(Problem requirements): Each entry below should be written out exactly as it is, with no pictures.

(Extracted data):
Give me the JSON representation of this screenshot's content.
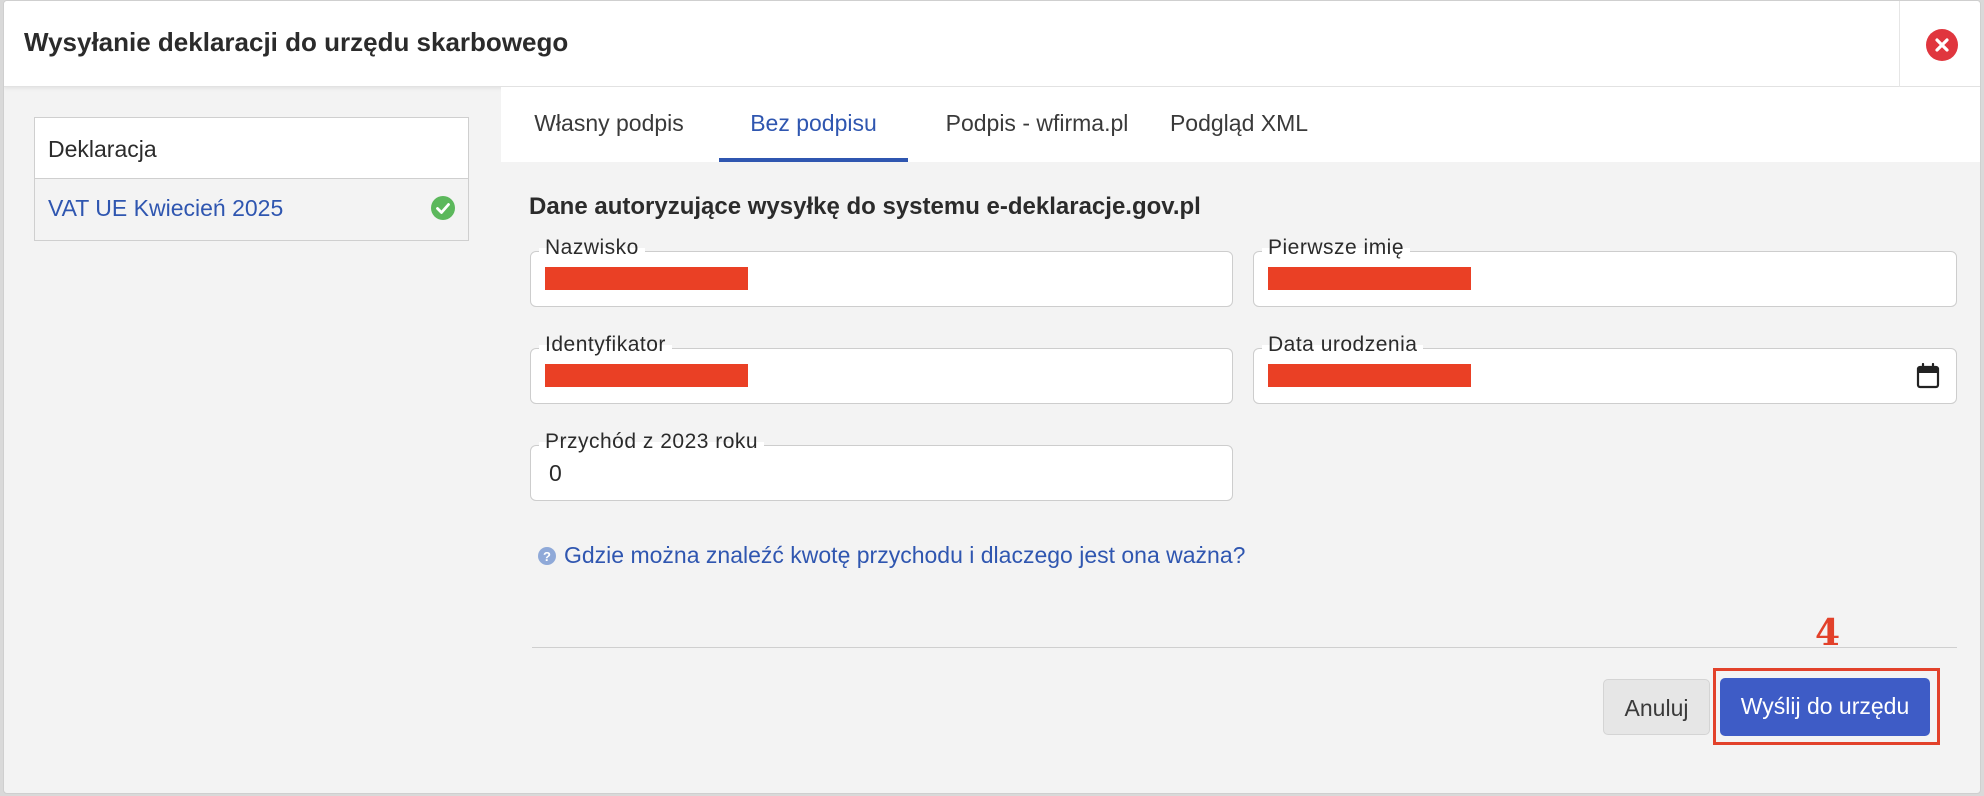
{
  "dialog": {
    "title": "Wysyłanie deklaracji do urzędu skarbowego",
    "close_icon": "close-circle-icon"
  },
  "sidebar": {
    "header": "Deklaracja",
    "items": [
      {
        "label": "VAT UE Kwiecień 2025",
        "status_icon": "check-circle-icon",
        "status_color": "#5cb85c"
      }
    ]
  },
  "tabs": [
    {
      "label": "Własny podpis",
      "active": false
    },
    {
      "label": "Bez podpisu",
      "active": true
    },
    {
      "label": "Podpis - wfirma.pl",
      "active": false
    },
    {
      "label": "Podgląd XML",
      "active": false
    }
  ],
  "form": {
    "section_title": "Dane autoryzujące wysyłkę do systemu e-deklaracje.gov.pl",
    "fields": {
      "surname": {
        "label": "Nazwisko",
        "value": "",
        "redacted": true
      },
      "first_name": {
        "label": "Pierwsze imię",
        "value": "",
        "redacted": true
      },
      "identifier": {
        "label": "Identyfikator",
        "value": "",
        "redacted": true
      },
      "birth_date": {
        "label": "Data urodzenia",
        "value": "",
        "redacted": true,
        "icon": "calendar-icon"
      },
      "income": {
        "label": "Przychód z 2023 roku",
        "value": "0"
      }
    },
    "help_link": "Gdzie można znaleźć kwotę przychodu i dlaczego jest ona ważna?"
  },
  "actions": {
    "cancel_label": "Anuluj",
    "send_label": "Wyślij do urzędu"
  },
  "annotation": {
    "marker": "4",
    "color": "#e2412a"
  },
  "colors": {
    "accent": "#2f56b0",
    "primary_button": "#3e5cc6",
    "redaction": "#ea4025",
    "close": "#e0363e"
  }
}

(Result below):
Give me the JSON representation of this screenshot's content.
{
  "dialog": {
    "title": "Wysyłanie deklaracji do urzędu skarbowego",
    "close_icon": "close-circle-icon"
  },
  "sidebar": {
    "header": "Deklaracja",
    "items": [
      {
        "label": "VAT UE Kwiecień 2025",
        "status_icon": "check-circle-icon",
        "status_color": "#5cb85c"
      }
    ]
  },
  "tabs": [
    {
      "label": "Własny podpis",
      "active": false
    },
    {
      "label": "Bez podpisu",
      "active": true
    },
    {
      "label": "Podpis - wfirma.pl",
      "active": false
    },
    {
      "label": "Podgląd XML",
      "active": false
    }
  ],
  "form": {
    "section_title": "Dane autoryzujące wysyłkę do systemu e-deklaracje.gov.pl",
    "fields": {
      "surname": {
        "label": "Nazwisko",
        "value": "",
        "redacted": true
      },
      "first_name": {
        "label": "Pierwsze imię",
        "value": "",
        "redacted": true
      },
      "identifier": {
        "label": "Identyfikator",
        "value": "",
        "redacted": true
      },
      "birth_date": {
        "label": "Data urodzenia",
        "value": "",
        "redacted": true,
        "icon": "calendar-icon"
      },
      "income": {
        "label": "Przychód z 2023 roku",
        "value": "0"
      }
    },
    "help_link": "Gdzie można znaleźć kwotę przychodu i dlaczego jest ona ważna?"
  },
  "actions": {
    "cancel_label": "Anuluj",
    "send_label": "Wyślij do urzędu"
  },
  "annotation": {
    "marker": "4",
    "color": "#e2412a"
  },
  "colors": {
    "accent": "#2f56b0",
    "primary_button": "#3e5cc6",
    "redaction": "#ea4025",
    "close": "#e0363e"
  }
}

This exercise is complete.